> Aim of the task: Scan the lines below for the word "curriculum". Copy each line you find it in.

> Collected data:
* * * * *

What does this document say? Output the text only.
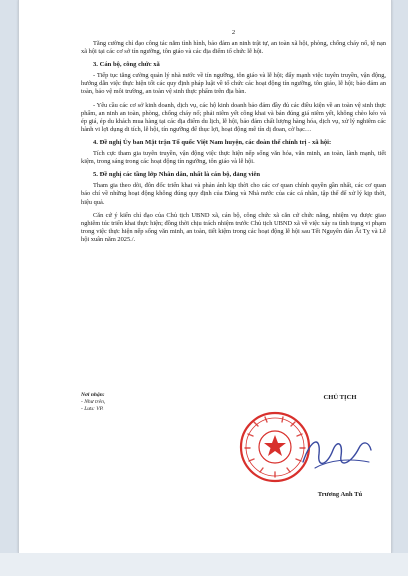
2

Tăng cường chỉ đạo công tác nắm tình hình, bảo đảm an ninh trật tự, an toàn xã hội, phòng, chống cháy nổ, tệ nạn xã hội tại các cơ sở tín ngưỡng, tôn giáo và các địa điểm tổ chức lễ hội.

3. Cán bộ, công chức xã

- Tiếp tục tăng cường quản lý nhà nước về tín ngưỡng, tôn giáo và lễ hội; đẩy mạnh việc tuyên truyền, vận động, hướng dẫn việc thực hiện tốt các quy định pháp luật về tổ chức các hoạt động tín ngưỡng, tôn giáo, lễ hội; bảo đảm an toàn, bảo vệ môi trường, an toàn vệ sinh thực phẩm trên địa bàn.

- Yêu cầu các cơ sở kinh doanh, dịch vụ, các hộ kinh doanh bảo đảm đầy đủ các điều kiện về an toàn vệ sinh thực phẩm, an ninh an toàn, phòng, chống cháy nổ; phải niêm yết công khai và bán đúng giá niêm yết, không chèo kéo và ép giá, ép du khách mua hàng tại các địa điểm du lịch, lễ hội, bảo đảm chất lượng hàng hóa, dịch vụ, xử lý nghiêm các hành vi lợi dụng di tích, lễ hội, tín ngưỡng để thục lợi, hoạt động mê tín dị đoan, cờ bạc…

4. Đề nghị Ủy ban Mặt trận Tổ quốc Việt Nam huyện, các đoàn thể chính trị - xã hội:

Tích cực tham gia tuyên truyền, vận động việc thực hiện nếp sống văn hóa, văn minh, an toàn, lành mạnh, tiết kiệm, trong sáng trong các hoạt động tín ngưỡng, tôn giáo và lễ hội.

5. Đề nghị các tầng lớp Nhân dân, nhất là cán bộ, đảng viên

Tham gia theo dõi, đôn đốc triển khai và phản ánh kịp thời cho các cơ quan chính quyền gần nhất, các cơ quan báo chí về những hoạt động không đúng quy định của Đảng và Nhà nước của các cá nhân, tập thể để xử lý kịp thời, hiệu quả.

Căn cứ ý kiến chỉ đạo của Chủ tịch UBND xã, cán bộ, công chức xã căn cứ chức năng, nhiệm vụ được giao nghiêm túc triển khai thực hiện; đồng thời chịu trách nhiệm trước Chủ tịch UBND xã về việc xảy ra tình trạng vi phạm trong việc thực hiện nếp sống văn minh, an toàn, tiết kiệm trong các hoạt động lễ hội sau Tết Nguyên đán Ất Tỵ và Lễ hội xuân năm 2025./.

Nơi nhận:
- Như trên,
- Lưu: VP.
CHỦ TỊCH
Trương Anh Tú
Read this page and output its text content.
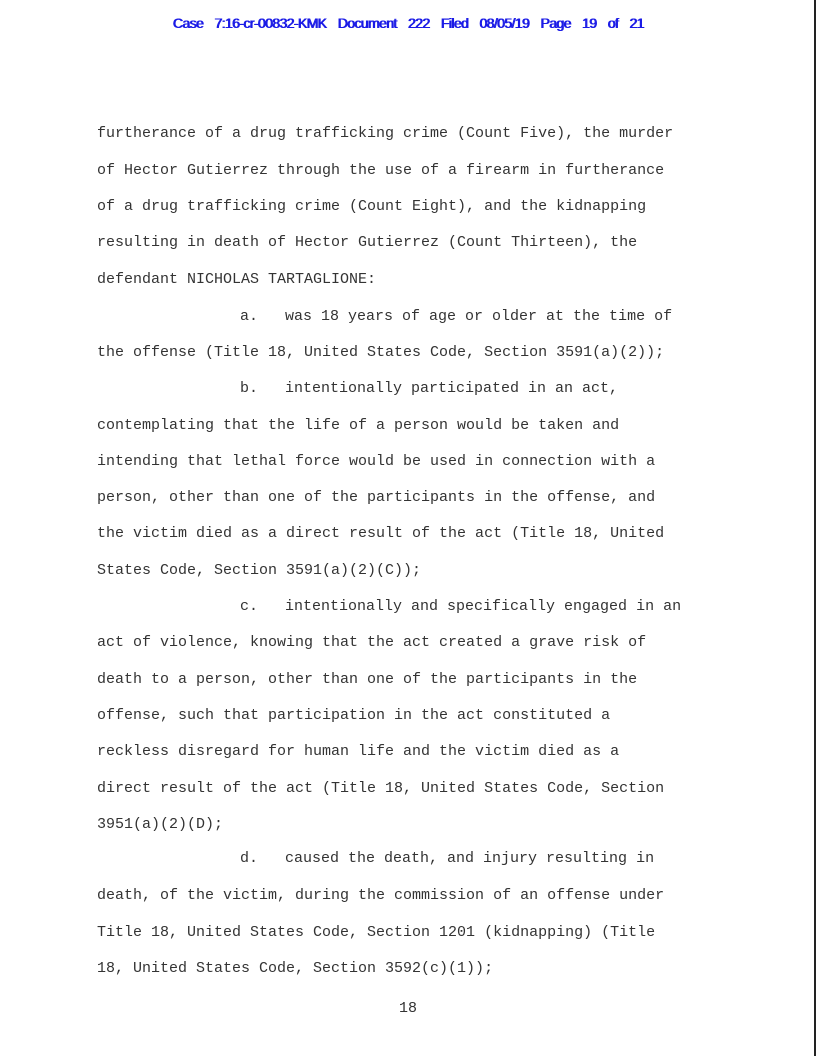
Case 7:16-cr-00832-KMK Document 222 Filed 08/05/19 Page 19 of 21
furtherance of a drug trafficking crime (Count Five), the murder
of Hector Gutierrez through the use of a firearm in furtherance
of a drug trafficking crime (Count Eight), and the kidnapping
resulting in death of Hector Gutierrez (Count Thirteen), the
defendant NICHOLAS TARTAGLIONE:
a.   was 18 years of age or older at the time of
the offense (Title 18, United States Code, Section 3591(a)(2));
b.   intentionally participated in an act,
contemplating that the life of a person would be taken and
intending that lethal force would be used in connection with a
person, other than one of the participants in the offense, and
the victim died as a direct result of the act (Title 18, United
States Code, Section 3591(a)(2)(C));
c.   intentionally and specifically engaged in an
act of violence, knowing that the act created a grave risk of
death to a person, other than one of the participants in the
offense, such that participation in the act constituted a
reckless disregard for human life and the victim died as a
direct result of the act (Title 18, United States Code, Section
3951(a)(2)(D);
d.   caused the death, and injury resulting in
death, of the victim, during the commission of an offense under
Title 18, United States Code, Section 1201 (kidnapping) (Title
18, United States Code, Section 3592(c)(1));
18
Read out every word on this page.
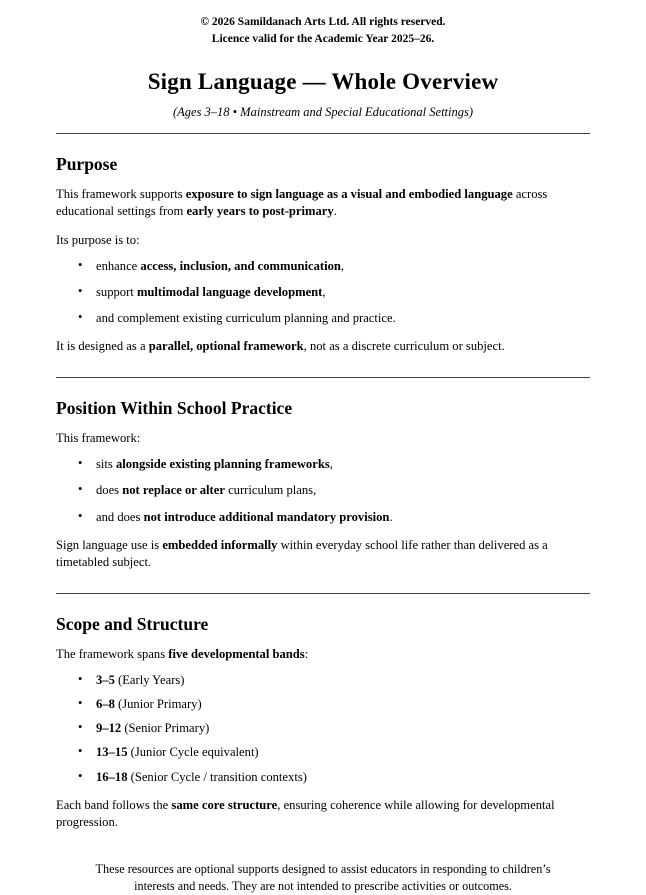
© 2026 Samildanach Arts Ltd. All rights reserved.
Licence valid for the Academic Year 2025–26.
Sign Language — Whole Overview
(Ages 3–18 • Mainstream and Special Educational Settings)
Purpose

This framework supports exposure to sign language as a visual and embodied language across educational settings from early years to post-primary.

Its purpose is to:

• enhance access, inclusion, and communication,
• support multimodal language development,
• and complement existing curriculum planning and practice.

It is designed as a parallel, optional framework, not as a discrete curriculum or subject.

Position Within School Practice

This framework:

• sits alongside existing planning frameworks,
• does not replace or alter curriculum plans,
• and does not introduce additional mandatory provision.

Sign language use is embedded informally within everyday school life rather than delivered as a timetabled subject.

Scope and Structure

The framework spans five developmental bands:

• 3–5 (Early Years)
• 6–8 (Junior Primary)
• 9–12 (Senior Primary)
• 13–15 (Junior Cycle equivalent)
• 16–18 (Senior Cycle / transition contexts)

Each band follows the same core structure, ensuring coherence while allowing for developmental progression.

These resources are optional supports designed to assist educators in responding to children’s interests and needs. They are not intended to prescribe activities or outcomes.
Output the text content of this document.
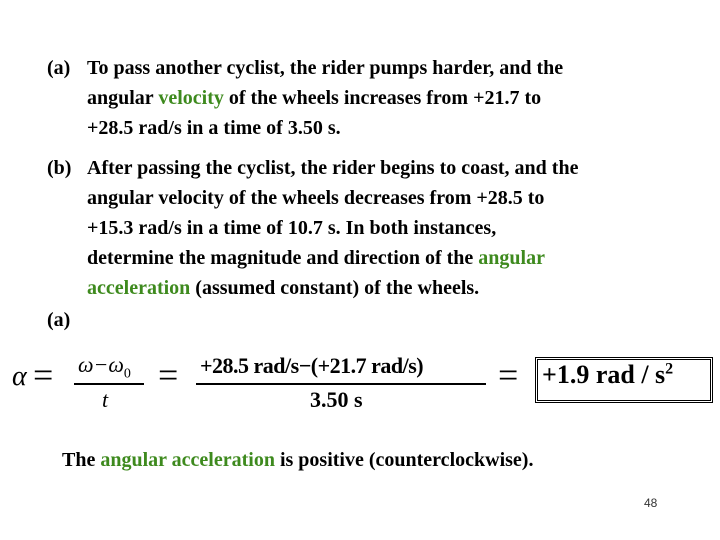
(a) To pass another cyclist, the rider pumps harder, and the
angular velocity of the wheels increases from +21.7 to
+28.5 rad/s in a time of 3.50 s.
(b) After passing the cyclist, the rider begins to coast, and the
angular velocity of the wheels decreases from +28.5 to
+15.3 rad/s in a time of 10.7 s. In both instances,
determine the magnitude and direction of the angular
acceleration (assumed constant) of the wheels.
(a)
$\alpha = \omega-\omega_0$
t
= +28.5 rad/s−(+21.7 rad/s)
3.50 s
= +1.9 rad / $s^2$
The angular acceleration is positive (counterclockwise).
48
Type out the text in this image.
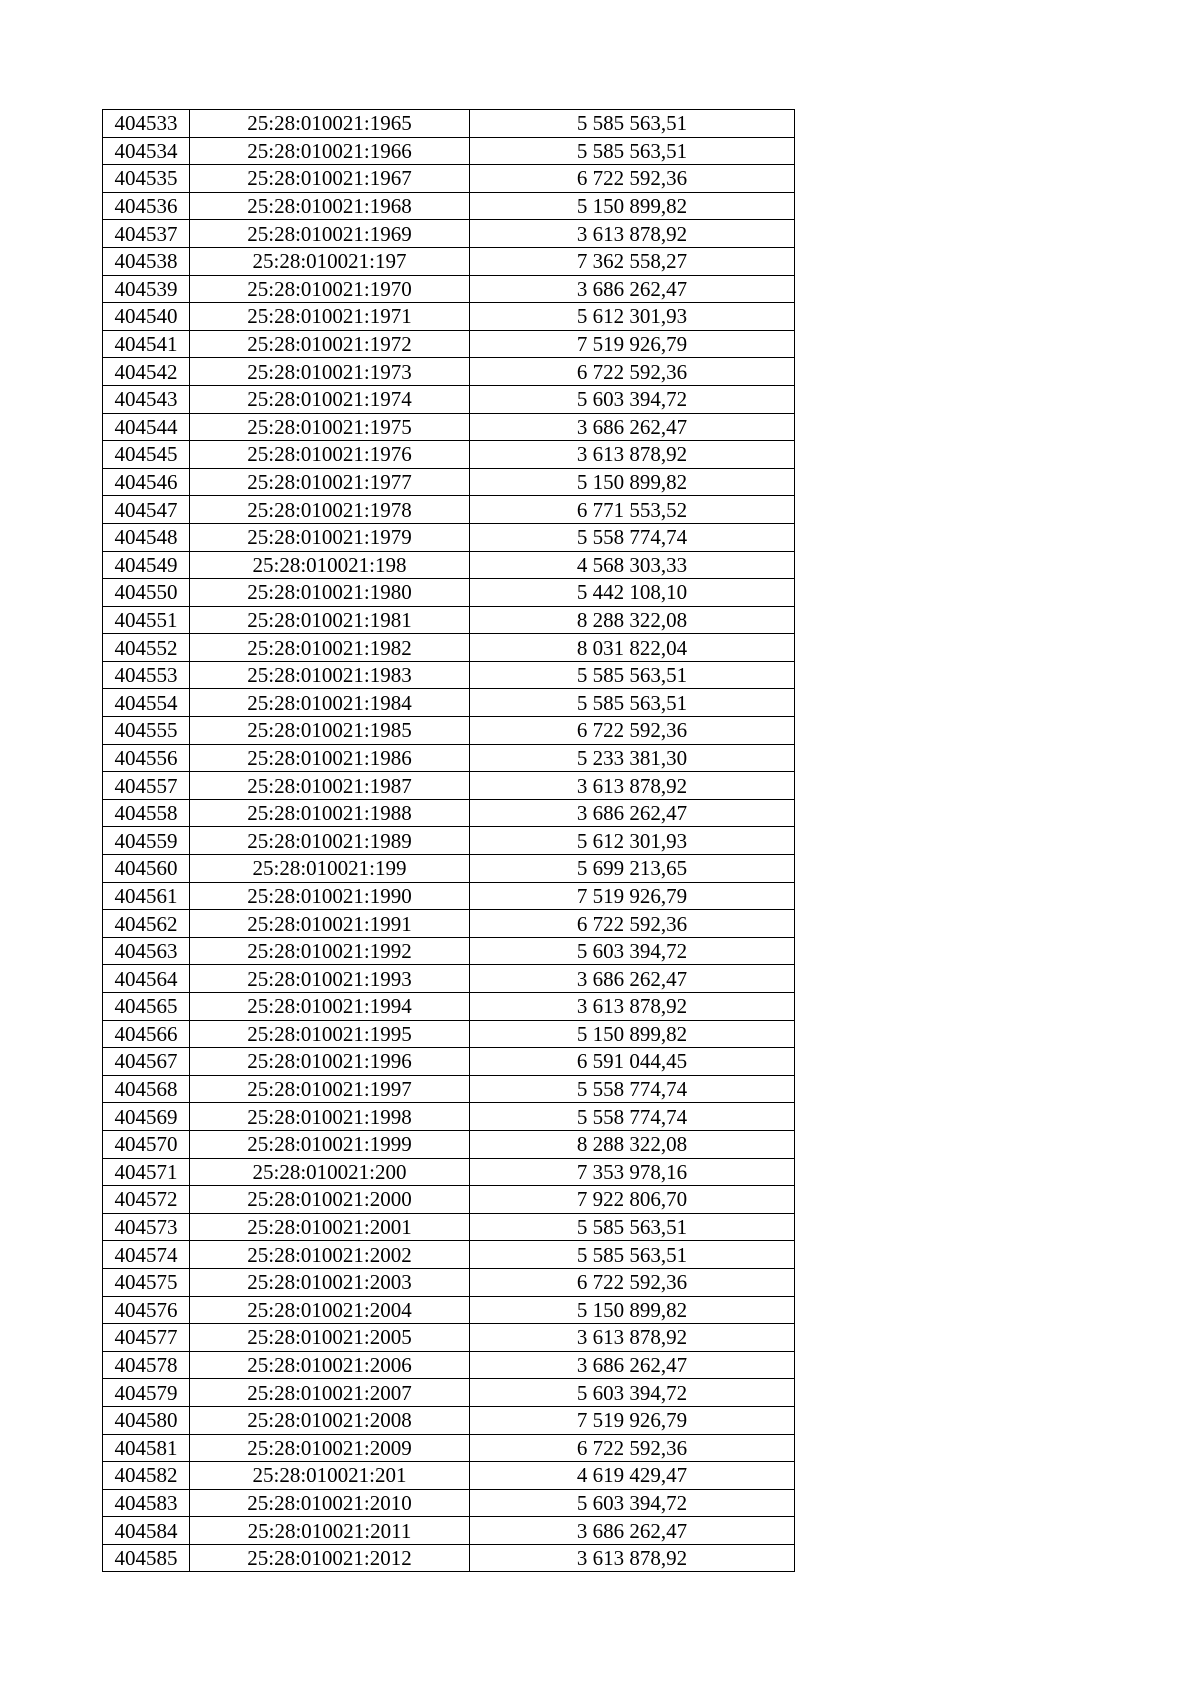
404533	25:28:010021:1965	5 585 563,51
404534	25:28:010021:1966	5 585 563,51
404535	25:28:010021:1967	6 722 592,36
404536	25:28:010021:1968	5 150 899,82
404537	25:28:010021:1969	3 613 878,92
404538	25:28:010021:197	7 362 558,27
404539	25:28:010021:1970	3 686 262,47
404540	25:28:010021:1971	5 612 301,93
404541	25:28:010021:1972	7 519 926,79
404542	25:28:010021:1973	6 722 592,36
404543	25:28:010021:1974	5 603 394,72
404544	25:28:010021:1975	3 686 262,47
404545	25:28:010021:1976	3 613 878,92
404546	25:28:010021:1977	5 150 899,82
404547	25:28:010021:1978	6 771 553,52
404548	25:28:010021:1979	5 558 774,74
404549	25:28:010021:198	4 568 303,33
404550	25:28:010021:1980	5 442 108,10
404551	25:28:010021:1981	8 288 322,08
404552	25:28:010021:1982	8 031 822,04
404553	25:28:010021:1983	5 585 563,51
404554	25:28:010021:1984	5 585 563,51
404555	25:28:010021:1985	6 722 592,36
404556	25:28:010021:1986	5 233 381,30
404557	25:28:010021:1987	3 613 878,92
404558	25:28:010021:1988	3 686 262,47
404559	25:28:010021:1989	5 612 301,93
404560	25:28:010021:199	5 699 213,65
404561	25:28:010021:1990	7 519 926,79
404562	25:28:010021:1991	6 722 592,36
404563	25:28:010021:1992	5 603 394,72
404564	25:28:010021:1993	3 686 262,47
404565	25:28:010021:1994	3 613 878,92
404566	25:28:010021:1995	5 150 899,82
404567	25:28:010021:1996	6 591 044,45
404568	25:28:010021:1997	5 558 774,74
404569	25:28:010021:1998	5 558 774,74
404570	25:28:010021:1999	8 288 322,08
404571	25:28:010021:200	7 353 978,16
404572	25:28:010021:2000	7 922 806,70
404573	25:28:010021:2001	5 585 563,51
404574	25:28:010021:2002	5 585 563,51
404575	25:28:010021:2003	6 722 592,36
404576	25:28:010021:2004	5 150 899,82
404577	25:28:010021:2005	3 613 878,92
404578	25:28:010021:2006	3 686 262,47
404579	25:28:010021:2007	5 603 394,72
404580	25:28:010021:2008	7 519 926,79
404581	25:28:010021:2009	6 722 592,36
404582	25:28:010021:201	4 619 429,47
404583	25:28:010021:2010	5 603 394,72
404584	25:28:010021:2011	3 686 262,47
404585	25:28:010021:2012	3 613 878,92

* * * * *

> Written reply:
• and complement existing curriculum planning and practice.
It is designed as a parallel, optional framework, not as a discrete curriculum or subject.
• does not replace or alter curriculum plans,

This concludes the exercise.